• _Directive_
Copy every line in which the string "Total" occurs.
•••••
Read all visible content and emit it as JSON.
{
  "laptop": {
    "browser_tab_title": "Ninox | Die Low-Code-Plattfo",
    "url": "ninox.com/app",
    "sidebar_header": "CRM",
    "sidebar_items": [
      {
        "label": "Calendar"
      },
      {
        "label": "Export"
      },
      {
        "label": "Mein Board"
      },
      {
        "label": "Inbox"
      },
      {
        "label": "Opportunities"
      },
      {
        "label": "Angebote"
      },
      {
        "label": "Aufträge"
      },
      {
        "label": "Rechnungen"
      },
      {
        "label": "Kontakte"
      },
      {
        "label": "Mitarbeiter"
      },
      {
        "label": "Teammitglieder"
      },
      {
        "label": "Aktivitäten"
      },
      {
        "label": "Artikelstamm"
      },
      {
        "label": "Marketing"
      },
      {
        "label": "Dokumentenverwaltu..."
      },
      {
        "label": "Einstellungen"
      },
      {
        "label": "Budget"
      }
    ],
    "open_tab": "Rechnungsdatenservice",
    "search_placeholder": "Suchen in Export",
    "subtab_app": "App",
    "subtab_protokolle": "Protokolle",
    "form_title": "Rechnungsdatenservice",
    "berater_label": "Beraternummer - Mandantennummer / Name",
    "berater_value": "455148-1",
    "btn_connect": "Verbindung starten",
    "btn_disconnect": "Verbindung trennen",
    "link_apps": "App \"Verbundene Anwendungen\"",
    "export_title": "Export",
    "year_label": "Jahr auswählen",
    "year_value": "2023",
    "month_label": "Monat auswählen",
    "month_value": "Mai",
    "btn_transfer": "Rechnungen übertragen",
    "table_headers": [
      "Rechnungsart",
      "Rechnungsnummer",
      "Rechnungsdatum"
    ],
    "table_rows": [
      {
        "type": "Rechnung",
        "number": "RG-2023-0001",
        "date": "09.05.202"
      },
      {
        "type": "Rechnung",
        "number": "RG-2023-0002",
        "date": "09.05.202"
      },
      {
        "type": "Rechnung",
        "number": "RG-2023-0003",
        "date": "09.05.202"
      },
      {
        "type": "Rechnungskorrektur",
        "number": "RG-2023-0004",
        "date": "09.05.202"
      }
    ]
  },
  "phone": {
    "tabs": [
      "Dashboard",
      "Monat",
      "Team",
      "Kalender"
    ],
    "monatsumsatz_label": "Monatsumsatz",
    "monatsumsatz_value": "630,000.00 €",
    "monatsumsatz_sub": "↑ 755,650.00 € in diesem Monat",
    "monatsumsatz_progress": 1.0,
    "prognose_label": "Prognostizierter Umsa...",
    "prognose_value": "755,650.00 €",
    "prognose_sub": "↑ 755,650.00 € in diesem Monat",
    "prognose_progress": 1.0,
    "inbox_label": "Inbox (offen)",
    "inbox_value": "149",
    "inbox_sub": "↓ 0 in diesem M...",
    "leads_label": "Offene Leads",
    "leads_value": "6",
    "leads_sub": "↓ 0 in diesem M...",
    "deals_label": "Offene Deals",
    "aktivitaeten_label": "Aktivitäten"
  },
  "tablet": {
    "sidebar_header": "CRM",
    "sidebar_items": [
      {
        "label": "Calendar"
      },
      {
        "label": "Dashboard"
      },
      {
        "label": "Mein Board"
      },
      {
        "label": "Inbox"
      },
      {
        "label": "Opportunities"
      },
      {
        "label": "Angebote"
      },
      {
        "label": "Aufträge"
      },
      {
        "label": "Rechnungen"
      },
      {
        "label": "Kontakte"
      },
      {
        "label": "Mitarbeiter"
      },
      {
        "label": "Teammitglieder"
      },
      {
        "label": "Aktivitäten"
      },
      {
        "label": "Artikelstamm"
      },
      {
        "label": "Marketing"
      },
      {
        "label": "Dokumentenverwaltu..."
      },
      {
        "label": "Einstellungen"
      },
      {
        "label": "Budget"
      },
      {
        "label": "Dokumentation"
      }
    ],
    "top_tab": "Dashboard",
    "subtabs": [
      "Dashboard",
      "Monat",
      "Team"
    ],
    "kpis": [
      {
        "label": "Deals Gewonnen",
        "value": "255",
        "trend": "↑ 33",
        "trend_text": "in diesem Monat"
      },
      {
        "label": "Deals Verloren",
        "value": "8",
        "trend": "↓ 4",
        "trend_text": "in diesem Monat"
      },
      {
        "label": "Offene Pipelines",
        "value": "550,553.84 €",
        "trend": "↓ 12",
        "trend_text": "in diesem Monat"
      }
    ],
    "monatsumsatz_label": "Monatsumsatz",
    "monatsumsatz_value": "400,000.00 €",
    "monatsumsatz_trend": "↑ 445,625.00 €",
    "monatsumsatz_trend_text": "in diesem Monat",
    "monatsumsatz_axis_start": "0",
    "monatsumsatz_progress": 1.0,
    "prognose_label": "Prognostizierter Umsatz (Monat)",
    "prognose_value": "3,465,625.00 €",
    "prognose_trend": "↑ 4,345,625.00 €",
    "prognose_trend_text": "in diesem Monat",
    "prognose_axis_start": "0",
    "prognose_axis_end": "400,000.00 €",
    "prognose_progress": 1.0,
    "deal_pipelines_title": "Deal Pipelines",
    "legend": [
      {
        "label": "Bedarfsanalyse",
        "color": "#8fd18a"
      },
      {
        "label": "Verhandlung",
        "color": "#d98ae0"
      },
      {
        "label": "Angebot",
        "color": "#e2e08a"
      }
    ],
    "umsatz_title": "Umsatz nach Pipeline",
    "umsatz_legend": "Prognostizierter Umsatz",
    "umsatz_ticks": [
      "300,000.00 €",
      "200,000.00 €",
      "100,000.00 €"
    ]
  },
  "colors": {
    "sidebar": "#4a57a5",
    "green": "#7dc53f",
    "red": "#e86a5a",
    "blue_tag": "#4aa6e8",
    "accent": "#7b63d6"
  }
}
•••••
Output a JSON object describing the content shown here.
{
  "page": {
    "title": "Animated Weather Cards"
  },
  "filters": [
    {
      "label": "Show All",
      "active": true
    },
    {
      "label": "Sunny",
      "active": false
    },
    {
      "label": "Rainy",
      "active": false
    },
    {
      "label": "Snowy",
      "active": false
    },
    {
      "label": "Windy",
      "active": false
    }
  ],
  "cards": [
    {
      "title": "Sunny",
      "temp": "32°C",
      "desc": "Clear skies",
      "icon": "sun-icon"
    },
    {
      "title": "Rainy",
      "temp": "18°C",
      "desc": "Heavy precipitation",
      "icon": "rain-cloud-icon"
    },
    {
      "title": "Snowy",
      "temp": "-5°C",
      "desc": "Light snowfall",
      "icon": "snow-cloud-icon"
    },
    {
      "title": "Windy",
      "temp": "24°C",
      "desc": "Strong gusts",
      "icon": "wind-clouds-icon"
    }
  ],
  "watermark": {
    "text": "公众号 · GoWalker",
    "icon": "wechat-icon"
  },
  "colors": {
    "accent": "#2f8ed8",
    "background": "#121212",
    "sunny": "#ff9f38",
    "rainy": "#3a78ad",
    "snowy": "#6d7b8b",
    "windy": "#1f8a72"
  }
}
•••••
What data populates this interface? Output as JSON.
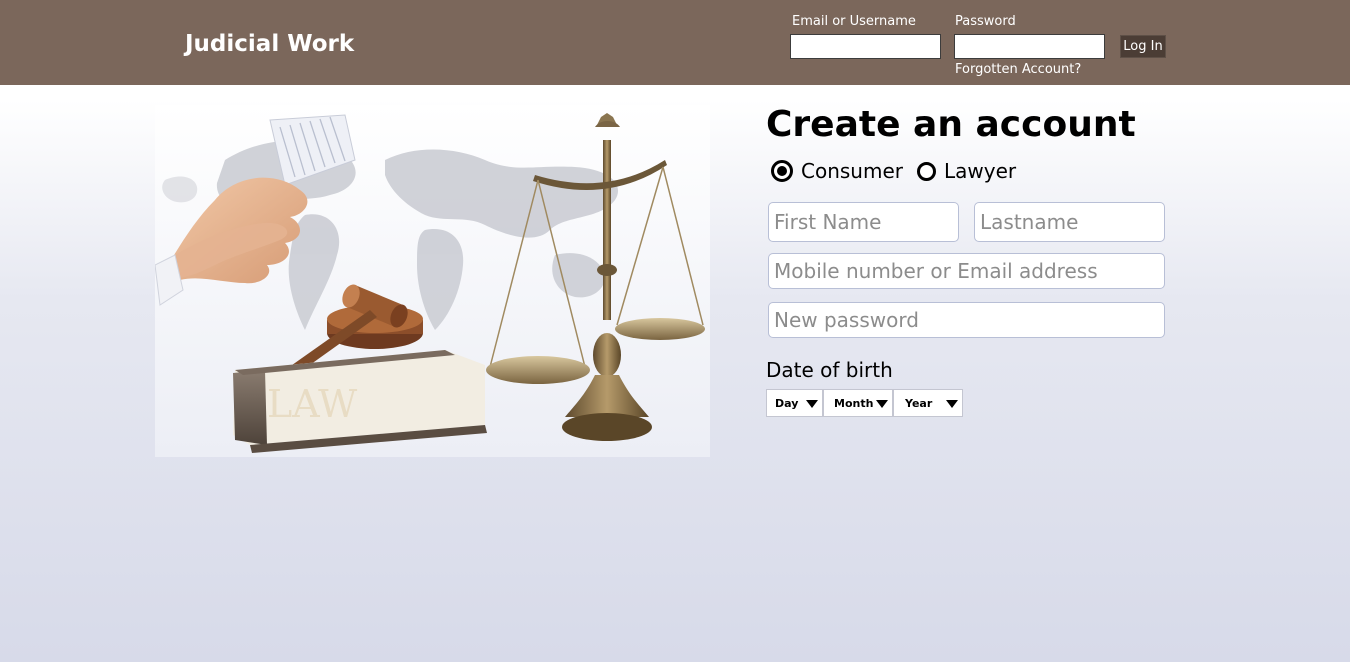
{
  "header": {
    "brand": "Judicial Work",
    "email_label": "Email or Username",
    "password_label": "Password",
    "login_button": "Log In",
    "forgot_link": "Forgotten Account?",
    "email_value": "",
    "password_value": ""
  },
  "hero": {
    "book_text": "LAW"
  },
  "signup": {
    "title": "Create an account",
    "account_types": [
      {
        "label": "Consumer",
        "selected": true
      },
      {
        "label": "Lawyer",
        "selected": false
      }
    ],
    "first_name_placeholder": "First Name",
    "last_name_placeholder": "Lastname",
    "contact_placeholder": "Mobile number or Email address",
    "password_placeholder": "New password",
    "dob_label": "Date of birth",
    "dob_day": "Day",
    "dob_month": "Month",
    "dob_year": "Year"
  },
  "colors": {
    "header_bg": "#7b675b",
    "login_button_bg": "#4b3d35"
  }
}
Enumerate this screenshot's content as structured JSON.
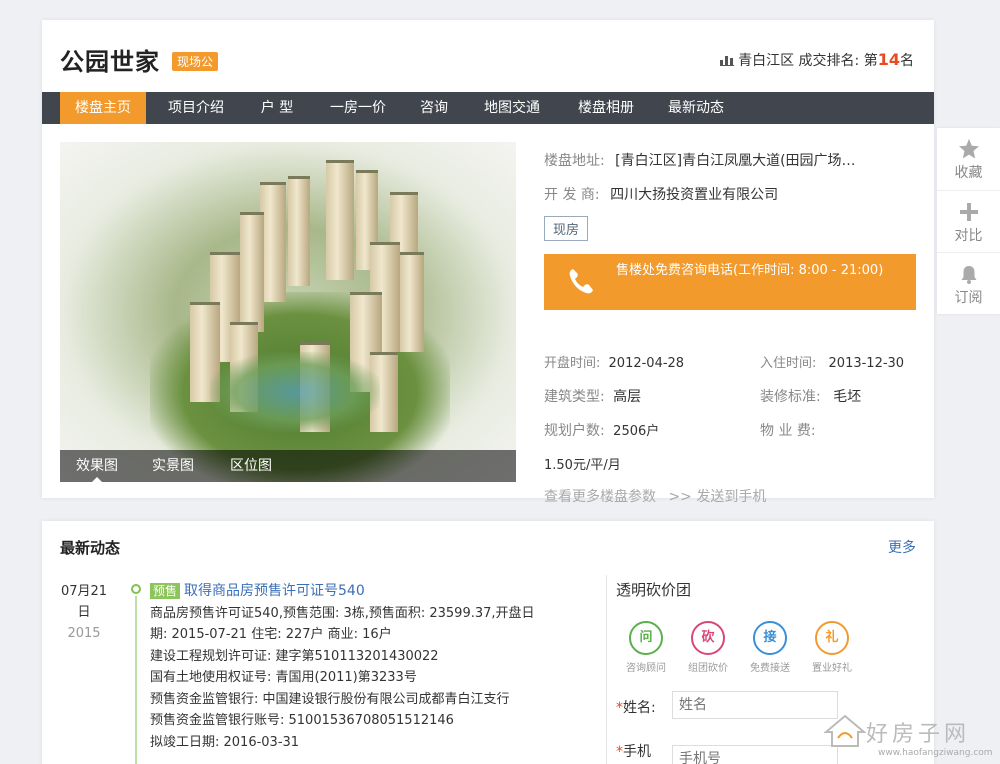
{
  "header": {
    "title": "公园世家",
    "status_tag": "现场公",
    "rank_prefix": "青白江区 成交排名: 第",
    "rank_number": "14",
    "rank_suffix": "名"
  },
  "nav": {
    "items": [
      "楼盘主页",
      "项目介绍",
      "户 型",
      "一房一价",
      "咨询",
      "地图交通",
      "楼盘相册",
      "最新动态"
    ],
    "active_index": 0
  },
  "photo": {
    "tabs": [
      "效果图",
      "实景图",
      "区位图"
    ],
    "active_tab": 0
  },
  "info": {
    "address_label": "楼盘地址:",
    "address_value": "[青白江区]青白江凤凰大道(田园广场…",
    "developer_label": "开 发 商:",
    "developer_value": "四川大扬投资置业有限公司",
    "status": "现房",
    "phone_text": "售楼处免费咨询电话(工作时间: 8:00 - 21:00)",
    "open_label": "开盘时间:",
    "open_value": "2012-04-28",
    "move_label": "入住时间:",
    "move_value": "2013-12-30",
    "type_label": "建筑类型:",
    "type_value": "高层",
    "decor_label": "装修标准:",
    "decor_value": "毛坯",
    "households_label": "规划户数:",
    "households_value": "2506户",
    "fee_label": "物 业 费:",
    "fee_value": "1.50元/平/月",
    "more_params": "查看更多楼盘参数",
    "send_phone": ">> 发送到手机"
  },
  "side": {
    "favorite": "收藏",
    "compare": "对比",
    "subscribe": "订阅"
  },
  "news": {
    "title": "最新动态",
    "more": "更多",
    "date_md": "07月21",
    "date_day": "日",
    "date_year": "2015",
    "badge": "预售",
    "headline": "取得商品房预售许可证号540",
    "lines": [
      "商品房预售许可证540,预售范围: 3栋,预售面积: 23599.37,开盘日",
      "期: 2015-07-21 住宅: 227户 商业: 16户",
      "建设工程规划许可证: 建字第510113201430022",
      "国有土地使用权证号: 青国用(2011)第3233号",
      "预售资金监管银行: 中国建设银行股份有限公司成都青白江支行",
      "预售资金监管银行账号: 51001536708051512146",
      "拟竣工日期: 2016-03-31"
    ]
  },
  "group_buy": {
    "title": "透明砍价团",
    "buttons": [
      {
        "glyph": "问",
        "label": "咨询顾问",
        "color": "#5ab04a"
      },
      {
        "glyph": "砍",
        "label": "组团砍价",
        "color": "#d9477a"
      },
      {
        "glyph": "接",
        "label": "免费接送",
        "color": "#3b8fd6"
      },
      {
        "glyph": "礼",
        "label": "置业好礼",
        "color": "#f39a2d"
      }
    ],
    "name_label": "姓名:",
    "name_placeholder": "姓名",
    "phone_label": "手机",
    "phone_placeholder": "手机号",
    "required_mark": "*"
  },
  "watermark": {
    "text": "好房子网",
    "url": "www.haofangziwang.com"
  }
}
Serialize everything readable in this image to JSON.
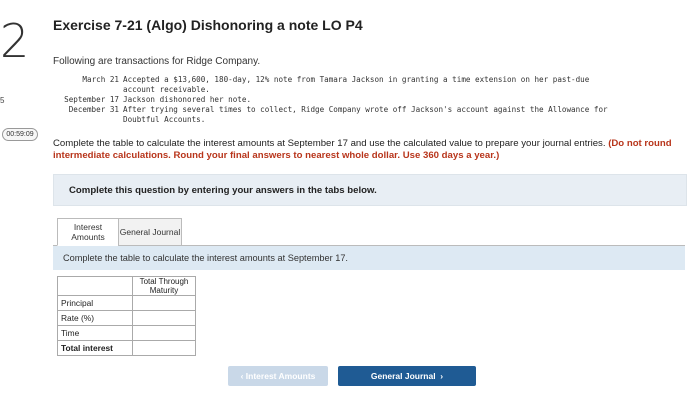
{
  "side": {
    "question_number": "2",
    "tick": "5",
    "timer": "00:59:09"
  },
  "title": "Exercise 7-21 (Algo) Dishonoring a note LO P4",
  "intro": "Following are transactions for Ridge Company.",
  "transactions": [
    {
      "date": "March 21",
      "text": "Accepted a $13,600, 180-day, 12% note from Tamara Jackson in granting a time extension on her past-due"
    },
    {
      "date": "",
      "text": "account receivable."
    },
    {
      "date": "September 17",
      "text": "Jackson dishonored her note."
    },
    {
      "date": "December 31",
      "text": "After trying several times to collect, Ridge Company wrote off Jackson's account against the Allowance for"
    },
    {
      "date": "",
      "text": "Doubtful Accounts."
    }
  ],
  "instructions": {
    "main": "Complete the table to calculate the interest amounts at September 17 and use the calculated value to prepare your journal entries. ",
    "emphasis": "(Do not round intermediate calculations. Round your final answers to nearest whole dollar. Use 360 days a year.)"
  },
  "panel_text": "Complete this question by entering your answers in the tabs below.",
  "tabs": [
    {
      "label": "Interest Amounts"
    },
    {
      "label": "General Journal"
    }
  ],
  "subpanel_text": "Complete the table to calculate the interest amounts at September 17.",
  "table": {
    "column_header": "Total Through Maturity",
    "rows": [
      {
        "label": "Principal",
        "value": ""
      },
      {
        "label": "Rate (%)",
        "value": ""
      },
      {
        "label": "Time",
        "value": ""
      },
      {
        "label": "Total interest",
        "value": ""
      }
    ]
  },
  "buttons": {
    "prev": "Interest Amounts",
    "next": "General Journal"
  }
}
•••••
• _Output for this task_
    "column_header": "Total Through Maturity",
        "label": "Total interest",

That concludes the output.